Rows from a dataset:
-.-.-
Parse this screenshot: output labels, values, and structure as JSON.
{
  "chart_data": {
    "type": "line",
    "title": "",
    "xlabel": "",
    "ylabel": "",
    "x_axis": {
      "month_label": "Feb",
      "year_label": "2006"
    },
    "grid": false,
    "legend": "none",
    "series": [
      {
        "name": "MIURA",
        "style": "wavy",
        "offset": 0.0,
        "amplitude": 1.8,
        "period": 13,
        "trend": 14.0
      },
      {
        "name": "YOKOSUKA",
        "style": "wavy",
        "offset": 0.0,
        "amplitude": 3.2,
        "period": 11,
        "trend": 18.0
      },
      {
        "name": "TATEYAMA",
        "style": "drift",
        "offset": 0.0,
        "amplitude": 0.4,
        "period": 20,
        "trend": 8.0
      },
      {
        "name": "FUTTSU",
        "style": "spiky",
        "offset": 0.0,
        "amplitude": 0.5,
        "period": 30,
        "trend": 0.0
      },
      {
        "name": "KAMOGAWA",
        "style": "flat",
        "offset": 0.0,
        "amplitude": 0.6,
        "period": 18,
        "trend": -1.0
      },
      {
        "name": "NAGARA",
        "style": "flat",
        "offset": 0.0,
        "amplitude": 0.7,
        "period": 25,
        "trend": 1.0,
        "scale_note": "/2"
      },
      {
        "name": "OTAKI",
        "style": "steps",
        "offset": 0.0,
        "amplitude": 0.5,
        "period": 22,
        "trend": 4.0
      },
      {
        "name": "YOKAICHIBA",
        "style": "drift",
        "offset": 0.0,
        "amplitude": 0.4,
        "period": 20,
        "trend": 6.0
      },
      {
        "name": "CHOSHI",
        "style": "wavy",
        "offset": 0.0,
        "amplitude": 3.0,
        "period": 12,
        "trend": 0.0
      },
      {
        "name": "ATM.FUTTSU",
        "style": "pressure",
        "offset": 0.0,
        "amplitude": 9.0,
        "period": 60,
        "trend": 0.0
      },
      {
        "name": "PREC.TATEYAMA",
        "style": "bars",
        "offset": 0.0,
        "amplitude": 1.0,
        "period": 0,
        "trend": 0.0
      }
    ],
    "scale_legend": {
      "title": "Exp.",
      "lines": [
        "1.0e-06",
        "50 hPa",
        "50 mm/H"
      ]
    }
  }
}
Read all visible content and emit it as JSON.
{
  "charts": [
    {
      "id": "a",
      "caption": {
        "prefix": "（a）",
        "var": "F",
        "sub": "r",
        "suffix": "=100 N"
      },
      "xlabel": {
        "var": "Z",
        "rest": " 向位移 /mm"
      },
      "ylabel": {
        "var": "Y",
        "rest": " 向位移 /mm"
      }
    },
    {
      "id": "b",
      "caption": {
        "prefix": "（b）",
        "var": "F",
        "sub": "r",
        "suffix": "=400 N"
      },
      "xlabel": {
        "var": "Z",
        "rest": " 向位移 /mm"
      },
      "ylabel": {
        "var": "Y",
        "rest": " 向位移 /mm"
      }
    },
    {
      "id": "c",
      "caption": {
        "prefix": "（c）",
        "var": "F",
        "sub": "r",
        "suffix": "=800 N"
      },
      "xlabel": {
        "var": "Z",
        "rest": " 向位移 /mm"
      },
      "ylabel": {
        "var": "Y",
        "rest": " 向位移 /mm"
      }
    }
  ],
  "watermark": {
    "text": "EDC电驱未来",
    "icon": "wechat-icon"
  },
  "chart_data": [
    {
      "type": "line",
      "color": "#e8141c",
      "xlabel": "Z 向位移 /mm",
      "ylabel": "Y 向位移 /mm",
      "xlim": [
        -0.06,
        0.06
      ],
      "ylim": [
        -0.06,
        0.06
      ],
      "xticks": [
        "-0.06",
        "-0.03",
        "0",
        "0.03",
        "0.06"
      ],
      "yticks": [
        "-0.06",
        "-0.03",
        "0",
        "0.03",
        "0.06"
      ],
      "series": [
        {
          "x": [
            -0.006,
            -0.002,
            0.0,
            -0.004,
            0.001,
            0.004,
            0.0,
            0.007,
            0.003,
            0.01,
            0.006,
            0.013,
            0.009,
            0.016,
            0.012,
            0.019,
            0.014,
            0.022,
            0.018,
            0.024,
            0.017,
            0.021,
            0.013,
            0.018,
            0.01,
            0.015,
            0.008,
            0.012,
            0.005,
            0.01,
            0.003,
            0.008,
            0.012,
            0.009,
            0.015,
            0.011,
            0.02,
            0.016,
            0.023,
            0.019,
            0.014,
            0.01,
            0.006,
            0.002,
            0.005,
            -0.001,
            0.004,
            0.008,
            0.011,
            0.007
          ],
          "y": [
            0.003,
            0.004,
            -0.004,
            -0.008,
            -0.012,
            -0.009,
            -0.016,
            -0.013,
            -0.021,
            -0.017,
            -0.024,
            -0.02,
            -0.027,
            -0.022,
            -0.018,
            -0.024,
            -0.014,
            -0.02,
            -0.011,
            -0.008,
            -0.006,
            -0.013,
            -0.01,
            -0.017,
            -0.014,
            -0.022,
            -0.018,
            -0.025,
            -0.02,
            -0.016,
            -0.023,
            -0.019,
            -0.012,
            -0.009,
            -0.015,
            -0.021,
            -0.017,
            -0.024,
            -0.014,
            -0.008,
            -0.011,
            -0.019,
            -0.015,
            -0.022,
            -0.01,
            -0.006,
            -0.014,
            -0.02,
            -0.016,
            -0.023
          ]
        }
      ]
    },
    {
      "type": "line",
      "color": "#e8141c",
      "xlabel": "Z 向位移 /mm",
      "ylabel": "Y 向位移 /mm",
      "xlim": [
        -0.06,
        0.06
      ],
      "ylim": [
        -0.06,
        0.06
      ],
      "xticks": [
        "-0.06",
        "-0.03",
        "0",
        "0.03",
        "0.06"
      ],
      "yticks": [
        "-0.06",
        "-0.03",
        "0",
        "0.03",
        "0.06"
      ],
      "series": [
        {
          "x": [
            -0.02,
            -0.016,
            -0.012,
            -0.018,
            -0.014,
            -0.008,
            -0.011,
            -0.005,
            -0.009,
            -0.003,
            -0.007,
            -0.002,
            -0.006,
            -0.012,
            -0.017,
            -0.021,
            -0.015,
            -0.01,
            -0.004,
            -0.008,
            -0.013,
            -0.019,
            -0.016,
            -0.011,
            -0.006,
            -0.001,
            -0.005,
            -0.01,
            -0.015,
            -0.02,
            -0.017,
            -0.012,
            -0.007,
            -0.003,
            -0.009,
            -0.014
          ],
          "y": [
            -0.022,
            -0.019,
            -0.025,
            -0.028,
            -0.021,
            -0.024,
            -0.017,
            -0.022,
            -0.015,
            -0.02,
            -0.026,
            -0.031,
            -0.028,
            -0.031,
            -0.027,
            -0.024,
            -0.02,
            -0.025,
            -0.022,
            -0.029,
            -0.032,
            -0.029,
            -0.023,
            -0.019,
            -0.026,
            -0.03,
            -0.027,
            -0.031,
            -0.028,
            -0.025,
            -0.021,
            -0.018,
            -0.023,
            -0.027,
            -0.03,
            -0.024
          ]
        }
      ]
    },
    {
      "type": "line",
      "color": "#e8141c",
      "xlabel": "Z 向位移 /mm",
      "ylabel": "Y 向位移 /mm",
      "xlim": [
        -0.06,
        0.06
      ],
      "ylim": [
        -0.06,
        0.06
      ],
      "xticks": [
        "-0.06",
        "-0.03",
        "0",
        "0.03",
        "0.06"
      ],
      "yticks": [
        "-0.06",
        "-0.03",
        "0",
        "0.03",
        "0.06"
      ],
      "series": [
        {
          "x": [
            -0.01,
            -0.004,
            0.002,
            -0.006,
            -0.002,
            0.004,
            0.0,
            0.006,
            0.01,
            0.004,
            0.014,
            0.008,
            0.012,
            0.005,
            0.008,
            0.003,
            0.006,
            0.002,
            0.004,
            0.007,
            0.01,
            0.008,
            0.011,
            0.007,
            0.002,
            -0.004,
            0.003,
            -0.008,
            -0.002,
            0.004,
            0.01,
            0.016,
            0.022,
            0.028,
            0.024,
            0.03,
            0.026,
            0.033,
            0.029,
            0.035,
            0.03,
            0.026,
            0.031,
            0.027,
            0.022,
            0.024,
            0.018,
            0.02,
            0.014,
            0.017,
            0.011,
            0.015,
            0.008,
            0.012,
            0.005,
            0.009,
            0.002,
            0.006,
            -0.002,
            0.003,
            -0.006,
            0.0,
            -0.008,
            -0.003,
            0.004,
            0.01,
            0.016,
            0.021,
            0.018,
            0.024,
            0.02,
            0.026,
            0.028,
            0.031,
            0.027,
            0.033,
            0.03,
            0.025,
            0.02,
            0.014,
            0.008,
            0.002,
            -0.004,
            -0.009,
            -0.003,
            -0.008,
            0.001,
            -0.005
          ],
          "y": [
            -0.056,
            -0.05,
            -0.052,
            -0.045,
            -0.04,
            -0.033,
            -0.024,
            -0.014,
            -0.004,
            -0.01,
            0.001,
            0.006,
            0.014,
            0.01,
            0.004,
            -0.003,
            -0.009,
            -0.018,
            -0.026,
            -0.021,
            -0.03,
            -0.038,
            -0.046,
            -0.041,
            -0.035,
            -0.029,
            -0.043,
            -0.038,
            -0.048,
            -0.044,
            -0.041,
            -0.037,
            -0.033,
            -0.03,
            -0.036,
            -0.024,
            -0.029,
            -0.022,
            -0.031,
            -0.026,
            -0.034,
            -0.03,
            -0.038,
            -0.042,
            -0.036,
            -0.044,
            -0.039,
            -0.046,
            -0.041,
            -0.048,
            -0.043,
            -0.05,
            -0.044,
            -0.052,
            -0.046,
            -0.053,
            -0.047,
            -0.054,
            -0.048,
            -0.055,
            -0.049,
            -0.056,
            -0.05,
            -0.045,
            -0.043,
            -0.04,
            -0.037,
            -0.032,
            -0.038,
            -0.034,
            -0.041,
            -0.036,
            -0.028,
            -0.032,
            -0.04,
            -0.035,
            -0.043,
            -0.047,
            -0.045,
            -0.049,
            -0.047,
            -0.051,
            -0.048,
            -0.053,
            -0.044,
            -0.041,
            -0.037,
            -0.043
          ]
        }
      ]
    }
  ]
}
-.-.-
Given task:
Within the listing, how many lines hold the word "name"? Only the number is to be given.

Final result:
11